## [Excerpt to read]
------------------------
Book II of the 1983 Code of Canon Law is entitled «The People of God.» Within that book are included three titles: «The Obligations and Rights of Christ’s Faithful» (cc. 208-223), «The Obligations and Rights of the Lay Members of Christ’s Faithful» (cc. 224-231), and «Sacred Ministers or Clerics» (cc. 232-293).

It is in the third title that we find a chapter entitled «The Obligations and Rights of Clerics» (cc. 273-289). Book II’s structure indicates not only the complexity, but also the interrelatedness of God’s people and the importance of the priesthood therein.

Canon law is very much at the service of the priest in canons 273-289 insofar as it places great emphasis on the obligations of priests. Priests must revere and obey the pope, accept the offices given to them, cooperate with one another, support the laity, seek holiness, observe continence, and engage in lifelong study of sacred Tradition and holy Scripture.

They must avoid worldliness, undue absences from their posts, secular dress, civil office, and commercial trade. Additionally, they have the right to govern according to their respective offices, the right of association as is suitable for the clerical state, and the right to remuneration and vacation.

At first blush, the canons seem simple, but a closer reading reveals that the canons seek to set legislative parameters to help priests in exercising the triple «munera»: to sanctify («munus sanctificandi»), to teach («munus docendi»), and to govern («munus regendi») «in persona Christi capitis.»

These canons are rooted in the Church’s understanding of priesthood and ecclesiology, chiefly as described in the dogmatic constitution «Lumen Gentium» (No. 28) and the decrees «Christus Dominus» (No. 8) and «Optatam Totius» (No. 7).
------------------------
## [Task objective]
Reproduce the canon law excerpt above, starting at "It is in the" and going up to and including "and holy Scripture.".
------------------------
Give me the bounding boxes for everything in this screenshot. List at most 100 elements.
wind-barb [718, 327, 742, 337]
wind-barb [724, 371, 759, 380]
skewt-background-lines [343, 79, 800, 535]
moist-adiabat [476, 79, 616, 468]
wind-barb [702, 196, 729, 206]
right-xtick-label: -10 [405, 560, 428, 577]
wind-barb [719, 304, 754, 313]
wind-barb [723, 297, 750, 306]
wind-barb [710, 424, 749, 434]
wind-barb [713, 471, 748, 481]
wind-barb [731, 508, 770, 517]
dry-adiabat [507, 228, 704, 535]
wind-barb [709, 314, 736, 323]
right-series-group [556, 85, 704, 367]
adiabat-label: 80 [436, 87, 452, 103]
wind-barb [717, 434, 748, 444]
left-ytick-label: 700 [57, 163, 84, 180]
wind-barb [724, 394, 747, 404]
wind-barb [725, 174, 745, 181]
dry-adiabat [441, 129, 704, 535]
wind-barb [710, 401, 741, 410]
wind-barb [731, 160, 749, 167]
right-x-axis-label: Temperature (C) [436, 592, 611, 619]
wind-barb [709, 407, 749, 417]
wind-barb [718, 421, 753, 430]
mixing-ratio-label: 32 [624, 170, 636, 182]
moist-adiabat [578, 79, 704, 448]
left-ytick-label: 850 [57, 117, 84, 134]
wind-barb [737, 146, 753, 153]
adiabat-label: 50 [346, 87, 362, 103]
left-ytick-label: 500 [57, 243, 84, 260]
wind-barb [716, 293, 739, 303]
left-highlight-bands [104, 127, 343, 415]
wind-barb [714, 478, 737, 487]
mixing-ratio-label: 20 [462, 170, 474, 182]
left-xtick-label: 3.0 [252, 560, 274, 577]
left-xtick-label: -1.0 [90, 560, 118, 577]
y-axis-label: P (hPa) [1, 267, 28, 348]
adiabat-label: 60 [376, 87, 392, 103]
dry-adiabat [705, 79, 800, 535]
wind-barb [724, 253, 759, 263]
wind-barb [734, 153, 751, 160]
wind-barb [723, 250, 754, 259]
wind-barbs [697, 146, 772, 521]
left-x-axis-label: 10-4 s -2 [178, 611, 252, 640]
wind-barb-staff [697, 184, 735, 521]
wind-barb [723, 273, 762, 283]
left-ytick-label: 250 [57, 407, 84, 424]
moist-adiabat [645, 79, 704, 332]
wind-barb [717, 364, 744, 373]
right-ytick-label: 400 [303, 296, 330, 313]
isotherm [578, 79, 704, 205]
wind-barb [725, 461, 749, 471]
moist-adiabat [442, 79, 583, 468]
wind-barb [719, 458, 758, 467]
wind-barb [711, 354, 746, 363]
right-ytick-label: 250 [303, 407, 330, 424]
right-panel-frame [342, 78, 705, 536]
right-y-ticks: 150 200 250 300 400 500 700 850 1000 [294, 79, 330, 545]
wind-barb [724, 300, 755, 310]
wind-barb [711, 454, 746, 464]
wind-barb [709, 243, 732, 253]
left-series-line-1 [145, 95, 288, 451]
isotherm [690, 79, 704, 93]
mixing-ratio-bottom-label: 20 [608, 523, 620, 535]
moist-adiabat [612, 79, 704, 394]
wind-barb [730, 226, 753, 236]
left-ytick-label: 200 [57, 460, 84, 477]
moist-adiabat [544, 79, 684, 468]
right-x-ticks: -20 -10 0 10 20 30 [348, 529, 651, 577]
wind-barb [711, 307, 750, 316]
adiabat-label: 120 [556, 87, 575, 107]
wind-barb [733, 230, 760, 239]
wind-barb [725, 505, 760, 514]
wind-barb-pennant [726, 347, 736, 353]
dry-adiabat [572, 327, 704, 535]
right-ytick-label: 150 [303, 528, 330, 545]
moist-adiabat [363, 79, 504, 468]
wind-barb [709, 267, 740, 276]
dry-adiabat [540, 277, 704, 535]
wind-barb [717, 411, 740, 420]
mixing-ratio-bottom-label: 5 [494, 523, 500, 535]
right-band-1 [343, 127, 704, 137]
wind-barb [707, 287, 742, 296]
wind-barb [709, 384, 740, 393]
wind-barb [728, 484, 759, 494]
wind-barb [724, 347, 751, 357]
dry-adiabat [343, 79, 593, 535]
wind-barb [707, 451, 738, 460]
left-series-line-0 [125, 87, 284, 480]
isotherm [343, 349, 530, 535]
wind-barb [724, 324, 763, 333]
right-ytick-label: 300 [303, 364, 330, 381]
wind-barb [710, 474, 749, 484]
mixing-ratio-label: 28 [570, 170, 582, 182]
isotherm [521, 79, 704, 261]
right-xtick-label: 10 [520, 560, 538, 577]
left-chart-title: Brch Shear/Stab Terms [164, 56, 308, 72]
------------------------
## [Response to this exercise]
It is in the third title that we find a chapter entitled «The Obligations and Rights of Clerics» (cc. 273-289). Book II’s structure indicates not only the complexity, but also the interrelatedness of God’s people and the importance of the priesthood therein.

Canon law is very much at the service of the priest in canons 273-289 insofar as it places great emphasis on the obligations of priests. Priests must revere and obey the pope, accept the offices given to them, cooperate with one another, support the laity, seek holiness, observe continence, and engage in lifelong study of sacred Tradition and holy Scripture.